#### Dataset records
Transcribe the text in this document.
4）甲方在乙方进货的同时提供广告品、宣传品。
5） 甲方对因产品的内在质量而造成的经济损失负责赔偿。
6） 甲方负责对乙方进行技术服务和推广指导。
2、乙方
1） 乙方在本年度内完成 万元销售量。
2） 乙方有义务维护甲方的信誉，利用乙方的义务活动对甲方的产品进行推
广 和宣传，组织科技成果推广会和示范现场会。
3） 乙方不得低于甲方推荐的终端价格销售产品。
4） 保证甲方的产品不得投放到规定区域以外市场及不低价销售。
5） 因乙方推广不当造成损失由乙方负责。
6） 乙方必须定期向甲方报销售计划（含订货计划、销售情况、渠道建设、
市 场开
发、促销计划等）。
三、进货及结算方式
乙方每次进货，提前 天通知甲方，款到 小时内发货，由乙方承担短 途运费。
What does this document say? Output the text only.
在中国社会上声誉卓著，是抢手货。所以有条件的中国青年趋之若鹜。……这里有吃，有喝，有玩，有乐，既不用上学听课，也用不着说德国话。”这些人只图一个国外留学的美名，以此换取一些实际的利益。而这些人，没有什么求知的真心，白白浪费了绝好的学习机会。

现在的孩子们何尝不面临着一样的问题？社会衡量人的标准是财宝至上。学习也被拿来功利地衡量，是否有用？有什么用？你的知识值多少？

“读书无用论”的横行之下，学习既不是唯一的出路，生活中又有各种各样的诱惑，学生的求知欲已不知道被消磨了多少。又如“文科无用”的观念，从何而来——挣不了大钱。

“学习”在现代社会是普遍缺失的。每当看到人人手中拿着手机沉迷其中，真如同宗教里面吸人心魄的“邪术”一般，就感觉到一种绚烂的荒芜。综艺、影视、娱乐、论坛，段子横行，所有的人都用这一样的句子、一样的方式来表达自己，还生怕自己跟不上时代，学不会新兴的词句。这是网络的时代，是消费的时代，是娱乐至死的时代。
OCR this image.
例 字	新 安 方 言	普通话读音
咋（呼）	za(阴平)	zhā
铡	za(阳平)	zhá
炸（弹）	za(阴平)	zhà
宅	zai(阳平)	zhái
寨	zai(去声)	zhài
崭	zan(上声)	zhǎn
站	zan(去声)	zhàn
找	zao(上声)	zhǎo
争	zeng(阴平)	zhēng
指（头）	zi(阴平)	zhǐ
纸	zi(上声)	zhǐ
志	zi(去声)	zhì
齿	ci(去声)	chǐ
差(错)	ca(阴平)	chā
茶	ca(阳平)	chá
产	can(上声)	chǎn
########
### Challenge
Nothing should be left out: return all of the records exactly.

### Correct answer
Transcribe the text in this document.
4）甲方在乙方进货的同时提供广告品、宣传品。
5） 甲方对因产品的内在质量而造成的经济损失负责赔偿。
6） 甲方负责对乙方进行技术服务和推广指导。
2、乙方
1） 乙方在本年度内完成 万元销售量。
2） 乙方有义务维护甲方的信誉，利用乙方的义务活动对甲方的产品进行推
广 和宣传，组织科技成果推广会和示范现场会。
3） 乙方不得低于甲方推荐的终端价格销售产品。
4） 保证甲方的产品不得投放到规定区域以外市场及不低价销售。
5） 因乙方推广不当造成损失由乙方负责。
6） 乙方必须定期向甲方报销售计划（含订货计划、销售情况、渠道建设、
市 场开
发、促销计划等）。
三、进货及结算方式
乙方每次进货，提前 天通知甲方，款到 小时内发货，由乙方承担短 途运费。
What does this document say? Output the text only.
在中国社会上声誉卓著，是抢手货。所以有条件的中国青年趋之若鹜。……这里有吃，有喝，有玩，有乐，既不用上学听课，也用不着说德国话。”这些人只图一个国外留学的美名，以此换取一些实际的利益。而这些人，没有什么求知的真心，白白浪费了绝好的学习机会。

现在的孩子们何尝不面临着一样的问题？社会衡量人的标准是财宝至上。学习也被拿来功利地衡量，是否有用？有什么用？你的知识值多少？

“读书无用论”的横行之下，学习既不是唯一的出路，生活中又有各种各样的诱惑，学生的求知欲已不知道被消磨了多少。又如“文科无用”的观念，从何而来——挣不了大钱。

“学习”在现代社会是普遍缺失的。每当看到人人手中拿着手机沉迷其中，真如同宗教里面吸人心魄的“邪术”一般，就感觉到一种绚烂的荒芜。综艺、影视、娱乐、论坛，段子横行，所有的人都用这一样的句子、一样的方式来表达自己，还生怕自己跟不上时代，学不会新兴的词句。这是网络的时代，是消费的时代，是娱乐至死的时代。
OCR this image.
例 字	新 安 方 言	普通话读音
咋（呼）	za(阴平)	zhā
铡	za(阳平)	zhá
炸（弹）	za(阴平)	zhà
宅	zai(阳平)	zhái
寨	zai(去声)	zhài
崭	zan(上声)	zhǎn
站	zan(去声)	zhàn
找	zao(上声)	zhǎo
争	zeng(阴平)	zhēng
指（头）	zi(阴平)	zhǐ
纸	zi(上声)	zhǐ
志	zi(去声)	zhì
齿	ci(去声)	chǐ
差(错)	ca(阴平)	chā
茶	ca(阳平)	chá
产	can(上声)	chǎn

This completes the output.